* [WHAT IS REQUIRED]: Copy out every line that contains "учреждений".

******

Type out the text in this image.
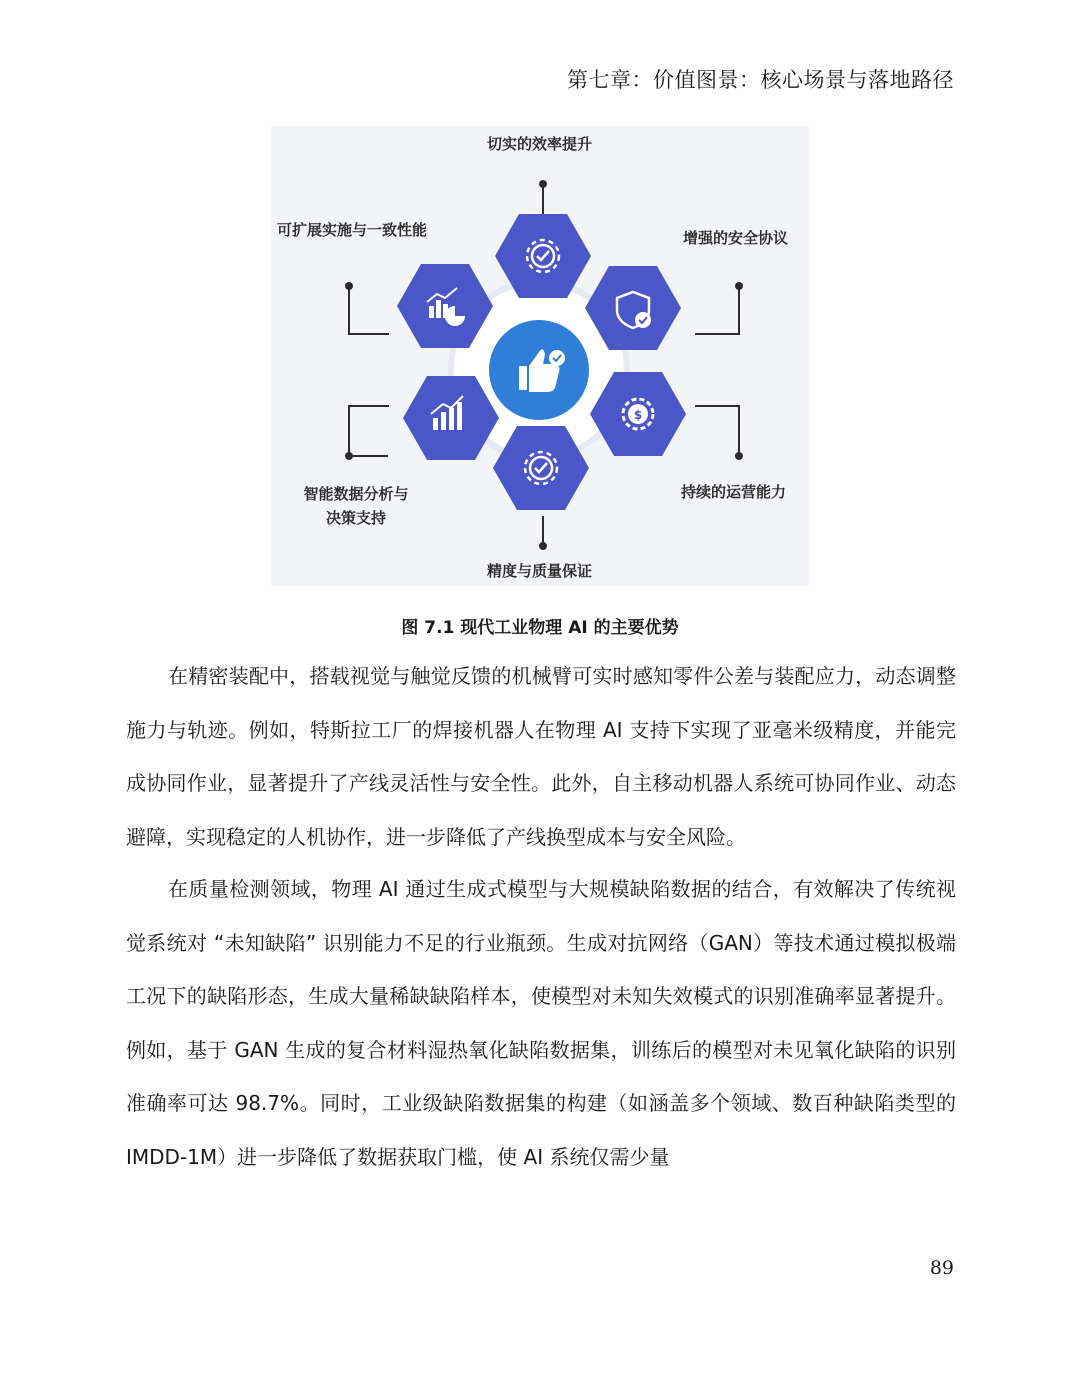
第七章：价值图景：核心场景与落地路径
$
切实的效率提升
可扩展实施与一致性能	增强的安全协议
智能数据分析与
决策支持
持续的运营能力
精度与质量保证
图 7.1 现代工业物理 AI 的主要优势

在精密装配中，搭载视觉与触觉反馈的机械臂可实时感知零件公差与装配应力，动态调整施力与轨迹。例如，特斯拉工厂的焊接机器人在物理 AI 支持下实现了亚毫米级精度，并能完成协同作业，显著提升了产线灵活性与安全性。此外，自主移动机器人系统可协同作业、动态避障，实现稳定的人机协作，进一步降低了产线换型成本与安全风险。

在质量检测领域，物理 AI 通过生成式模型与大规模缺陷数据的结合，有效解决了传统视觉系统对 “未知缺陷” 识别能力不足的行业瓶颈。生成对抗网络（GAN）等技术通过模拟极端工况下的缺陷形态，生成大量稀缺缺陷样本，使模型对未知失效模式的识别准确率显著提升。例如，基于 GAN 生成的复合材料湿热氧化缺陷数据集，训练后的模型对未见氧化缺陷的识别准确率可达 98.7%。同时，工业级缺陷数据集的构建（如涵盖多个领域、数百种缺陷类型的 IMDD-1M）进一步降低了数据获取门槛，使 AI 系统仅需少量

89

******

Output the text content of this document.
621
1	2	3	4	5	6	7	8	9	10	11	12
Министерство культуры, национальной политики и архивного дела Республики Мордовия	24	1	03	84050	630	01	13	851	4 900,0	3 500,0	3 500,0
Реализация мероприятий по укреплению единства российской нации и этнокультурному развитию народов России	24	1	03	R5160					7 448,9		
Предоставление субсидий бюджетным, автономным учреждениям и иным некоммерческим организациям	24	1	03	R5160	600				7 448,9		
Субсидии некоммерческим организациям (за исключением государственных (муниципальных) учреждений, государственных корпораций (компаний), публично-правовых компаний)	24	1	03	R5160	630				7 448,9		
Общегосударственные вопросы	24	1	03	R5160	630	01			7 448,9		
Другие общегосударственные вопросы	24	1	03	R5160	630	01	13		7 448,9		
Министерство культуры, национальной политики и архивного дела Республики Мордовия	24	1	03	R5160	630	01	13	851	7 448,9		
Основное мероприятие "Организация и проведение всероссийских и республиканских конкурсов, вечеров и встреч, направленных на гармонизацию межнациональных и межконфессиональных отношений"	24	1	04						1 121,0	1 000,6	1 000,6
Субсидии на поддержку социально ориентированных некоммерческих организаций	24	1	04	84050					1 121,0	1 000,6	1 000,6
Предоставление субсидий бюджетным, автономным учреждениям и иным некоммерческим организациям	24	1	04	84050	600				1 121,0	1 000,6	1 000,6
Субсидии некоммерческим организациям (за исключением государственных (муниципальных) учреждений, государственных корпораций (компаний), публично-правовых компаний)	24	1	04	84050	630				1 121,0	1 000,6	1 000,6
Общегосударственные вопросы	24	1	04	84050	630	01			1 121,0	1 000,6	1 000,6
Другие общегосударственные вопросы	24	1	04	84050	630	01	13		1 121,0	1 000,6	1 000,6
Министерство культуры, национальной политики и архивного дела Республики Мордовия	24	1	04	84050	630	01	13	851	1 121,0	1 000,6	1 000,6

******

* [TASK RESPONSE]:
Субсидии некоммерческим организациям (за исключением государственных (муниципальных) учреждений, государственных корпораций (компаний), публично-правовых компаний)	24	1	03	R5160	630				7 448,9		
Субсидии некоммерческим организациям (за исключением государственных (муниципальных) учреждений, государственных корпораций (компаний), публично-правовых компаний)	24	1	04	84050	630				1 121,0	1 000,6	1 000,6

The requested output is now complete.